PROVIDED PASSAGE
=-=-=

Distributed Memory Programming

9.4 Computation

We've mentioned the trade-offs between communication and computation previously; we're now going to go a bit more in-depth into the relationship between these two necessary components of distributed computation.

  1. Defined as the ratio of elapsed times for computing and communication between well defined synchronization events

    Ideally, you'd have a pair of synchronization points identified, with well-defined messages of known lengths, encompassing a series of computations involving a known number of double-precision operations. You start counting cycles as soon as the first synchronization event starts (i.e., as soon as one side issues the blocking call), and count the number of cycles until the call completes -- divide this count into the number of bytes involved in the communication, and you have the communication portion of the ratio. Now count the number of cycles spent doing the known number of computation operations, right up until you hit the start of the second synchronization point, and then divide the cycles into the number of operations, and you have the computation side of the ratio. Now put the computation over the communication, and divide through by the communication so that you get a "1" in the denominator: this tells you how many double-precision computation-operations can be accomplished in the same number of cycles that it takes a single byte of data to be transferred, and this figure is known as the computation-to-communication ratio.

=-=-=

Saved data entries
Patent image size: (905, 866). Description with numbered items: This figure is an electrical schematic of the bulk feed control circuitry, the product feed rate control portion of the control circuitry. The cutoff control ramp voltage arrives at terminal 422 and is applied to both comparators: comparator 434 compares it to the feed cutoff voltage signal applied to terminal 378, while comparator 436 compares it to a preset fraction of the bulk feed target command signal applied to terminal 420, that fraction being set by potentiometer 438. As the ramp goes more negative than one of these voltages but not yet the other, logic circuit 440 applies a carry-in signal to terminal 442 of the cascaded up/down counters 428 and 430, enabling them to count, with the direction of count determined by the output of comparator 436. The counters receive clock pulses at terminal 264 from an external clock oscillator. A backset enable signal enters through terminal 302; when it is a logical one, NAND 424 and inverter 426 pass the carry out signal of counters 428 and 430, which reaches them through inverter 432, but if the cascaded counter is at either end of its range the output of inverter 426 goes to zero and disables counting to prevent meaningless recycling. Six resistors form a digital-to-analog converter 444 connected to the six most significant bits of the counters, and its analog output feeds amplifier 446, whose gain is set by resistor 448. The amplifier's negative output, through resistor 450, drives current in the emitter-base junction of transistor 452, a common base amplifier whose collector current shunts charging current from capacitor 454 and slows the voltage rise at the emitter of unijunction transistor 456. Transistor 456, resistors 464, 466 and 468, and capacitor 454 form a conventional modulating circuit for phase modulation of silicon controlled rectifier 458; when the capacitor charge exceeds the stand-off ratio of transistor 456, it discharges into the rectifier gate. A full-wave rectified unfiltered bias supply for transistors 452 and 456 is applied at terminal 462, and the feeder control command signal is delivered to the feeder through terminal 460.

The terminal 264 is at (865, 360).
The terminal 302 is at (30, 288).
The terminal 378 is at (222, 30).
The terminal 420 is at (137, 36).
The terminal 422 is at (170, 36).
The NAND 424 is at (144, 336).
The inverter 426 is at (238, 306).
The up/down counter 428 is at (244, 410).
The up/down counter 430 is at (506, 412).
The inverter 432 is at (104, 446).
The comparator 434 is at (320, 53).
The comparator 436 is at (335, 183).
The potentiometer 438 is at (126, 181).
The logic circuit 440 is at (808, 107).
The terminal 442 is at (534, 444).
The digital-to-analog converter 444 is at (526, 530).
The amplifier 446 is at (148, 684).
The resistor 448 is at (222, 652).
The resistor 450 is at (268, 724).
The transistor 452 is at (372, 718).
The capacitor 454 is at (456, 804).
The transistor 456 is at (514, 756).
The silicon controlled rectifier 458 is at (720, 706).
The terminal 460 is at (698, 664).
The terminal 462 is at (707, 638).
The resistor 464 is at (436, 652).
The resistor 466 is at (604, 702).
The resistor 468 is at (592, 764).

=-=-=

THE TASK
Return the text of the distributed memory programming passage verbatim, from "We've mentioned the" up to and including "of distributed computation.".

EXPECTED OUTPUT
We've mentioned the trade-offs between communication and computation previously; we're now going to go a bit more in-depth into the relationship between these two necessary components of distributed computation.